Document segment

#####

Does Big Bang Have to End?
Question: It’s one thing if a series has run out of steam and shows signs of going stale. It’s another thing entirely when a series like The Big Bang Theory is as fresh and funny and character-driven as ever. And still consistently places in the top 20, often top 10, in weekly ratings. So my whole family joins cast members in asking why on God’s earth is this completely original series ending? Not only is it a huge hole for CBS to fill, IF they can even manage to, but it is a huge hole in the lives of millions, who depend on the series to make us laugh, something we badly need. I would also suspect that there are plenty of people who write and produce the show who would like to keep it going, at least for a few years longer. — Lynn
Matt Roush: I feel your pain, but I’m at peace with Big Bang signing off after 12 seasons, with a record (for a multi-cam comedy) 279 episodes come May. There’s little doubt that CBS would love nothing more than to have a few more seasons of its comedy tentpole, and any time a long-running show folds its tent, it signals the dissolution of a literal family of well-compensated employees, from actors to writers to crew. And while it has been reported that Jim Parsons’ desire to move on may have been the deciding factor in not pursuing additional seasons, negotiations for lucrative shows of this duration get awfully complicated. There are also creative considerations at play here. While I agree the show is still mostly enjoyable, the wedding of Sheldon and Amy in many ways signaled a beginning of the end—how do you top that? (and don’t say a baby). And much like how the last big CBS comedy hit Everybody Loves Raymond ended of its own will after nine seasons because the principal parties didn’t want to run out of gas before the final bow—same with The Middle this year to a more modest degree—I would rather a show like this go out strong rather than “show signs of going stale” before ending.
A Big Bang Without Sheldon?
Question: I understand that Jim Parsons made The Big Bang Theory such a hit, but the other characters are fun, amusing and, I think, could carry on without Sheldon. The writers are great. Did anyone ask why BBT has to be canceled? Maybe Sheldon could take a temp job away and let's see if BBT can make it without him. — Val
Matt Roush: The one thing no one with Big Bang desires is to produce a diminished version of the sitcom—which it would almost certainly be if it lost its comic engine. Obviously they could send the character back to the North Pole, or into space or some such, but the result would likely feel even more gimmicky than usual and carry the whiff of desperation.
Are Tonight Show Fridays a Thing of the Past?
Question: I am a huge, huge fan of Jimmy Fallon and The Tonight Show, but I have noticed a change in programming as of late. In the past month, the Friday night episodes have been listed as new, but the only new elements are the opening segment and Thank You notes. Is this just something they are doing for the summer or is it a ratings issue? I really hope, being such a big fan, that it's just temporary. — Terri
Matt Roush: You can rest easy. After Labor Day, Fallon’s Tonight Show will resume Friday originals. The idea was to try out a “hybrid” format during the dog days of late summer, blending past interview and celebrity segments with fresh opening material. There will be new Friday episodes going forward after the holiday (although both this show and Stephen Colbert’s Late Show tend to tape two shows on Thursdays to give the writers and producers a bit of an end-of-week breather).

#####

Material provided

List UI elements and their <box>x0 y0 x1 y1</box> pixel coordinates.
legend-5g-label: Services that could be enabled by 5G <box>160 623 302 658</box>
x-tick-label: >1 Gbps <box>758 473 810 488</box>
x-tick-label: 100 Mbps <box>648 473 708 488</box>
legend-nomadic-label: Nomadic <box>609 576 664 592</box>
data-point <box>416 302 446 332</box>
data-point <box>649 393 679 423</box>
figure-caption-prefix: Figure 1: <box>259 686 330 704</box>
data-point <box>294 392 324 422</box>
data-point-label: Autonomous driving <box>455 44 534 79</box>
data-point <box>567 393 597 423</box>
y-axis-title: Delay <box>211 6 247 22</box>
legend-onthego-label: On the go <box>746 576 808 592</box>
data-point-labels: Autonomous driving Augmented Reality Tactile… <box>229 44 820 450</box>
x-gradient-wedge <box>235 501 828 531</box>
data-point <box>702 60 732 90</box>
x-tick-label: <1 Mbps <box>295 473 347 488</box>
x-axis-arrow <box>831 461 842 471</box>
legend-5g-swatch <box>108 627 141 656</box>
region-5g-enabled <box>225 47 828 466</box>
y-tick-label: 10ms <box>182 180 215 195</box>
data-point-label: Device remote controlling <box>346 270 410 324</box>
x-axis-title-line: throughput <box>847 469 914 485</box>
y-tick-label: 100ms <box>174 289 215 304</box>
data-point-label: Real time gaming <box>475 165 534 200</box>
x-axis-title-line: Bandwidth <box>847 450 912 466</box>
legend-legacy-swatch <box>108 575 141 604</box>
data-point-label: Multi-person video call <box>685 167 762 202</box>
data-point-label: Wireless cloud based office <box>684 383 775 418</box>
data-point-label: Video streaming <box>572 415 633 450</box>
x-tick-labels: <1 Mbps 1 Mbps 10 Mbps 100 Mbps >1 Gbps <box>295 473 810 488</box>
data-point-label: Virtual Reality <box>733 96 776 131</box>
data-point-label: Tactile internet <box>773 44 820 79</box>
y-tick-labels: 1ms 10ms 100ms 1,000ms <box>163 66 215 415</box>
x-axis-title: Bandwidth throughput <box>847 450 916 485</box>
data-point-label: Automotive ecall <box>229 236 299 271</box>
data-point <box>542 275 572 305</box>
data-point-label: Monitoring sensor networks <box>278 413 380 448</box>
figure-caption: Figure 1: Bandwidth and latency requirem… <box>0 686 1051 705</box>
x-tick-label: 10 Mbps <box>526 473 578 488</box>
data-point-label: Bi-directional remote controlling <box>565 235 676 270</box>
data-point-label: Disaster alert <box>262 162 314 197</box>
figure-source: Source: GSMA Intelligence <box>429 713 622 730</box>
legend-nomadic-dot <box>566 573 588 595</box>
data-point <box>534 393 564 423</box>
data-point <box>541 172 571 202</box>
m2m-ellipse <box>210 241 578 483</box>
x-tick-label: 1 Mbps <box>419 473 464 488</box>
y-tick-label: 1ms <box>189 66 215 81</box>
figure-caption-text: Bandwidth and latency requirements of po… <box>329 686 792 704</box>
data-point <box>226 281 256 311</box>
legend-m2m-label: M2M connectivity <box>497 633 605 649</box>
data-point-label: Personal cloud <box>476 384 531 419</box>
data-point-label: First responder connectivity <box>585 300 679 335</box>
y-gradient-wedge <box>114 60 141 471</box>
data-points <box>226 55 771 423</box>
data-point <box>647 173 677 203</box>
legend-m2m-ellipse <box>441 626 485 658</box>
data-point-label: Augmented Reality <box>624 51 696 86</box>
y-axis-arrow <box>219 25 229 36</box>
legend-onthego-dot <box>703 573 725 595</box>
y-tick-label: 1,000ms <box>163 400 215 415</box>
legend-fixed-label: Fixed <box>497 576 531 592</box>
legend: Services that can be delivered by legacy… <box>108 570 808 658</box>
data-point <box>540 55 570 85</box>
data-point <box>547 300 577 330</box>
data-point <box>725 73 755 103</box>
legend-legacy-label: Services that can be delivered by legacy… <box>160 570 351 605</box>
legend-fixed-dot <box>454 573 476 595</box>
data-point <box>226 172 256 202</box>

#####

Problems
(1) Count the lines in the entries that contain the string "labels", and give only the number.
(2) Proceed with the TV viewer Q&A column by writing what comes after its final sentence.
The text and the entries have nothing to do with each other.

Responses
(1) 3

(2)
Is Gerald McRaney the Busiest Guy in Show Biz?
Question: My question is regarding Gerald McRaney. He seems to show up on at least one series per season and on a wide variety of networks. He’s on Shooter this summer, and I see he will be on NCIS: LA this fall. He was good on Simon & Simon. Can you explain how it is he shows up all the time? Is it a contract with certain production companies? — BJ
Matt Roush: Gerald McRaney has the enviable fortune of being an in-demand character actor, probably now more than ever since his 2017 Emmy win for his guest role as Dr. K on This Is Us. He’s versatile, he’s effective whether playing a good or bad guy, and he’s a comfortably familiar face for millions of viewers. That’s why so many shows want to work with him.
Bully for Bosch!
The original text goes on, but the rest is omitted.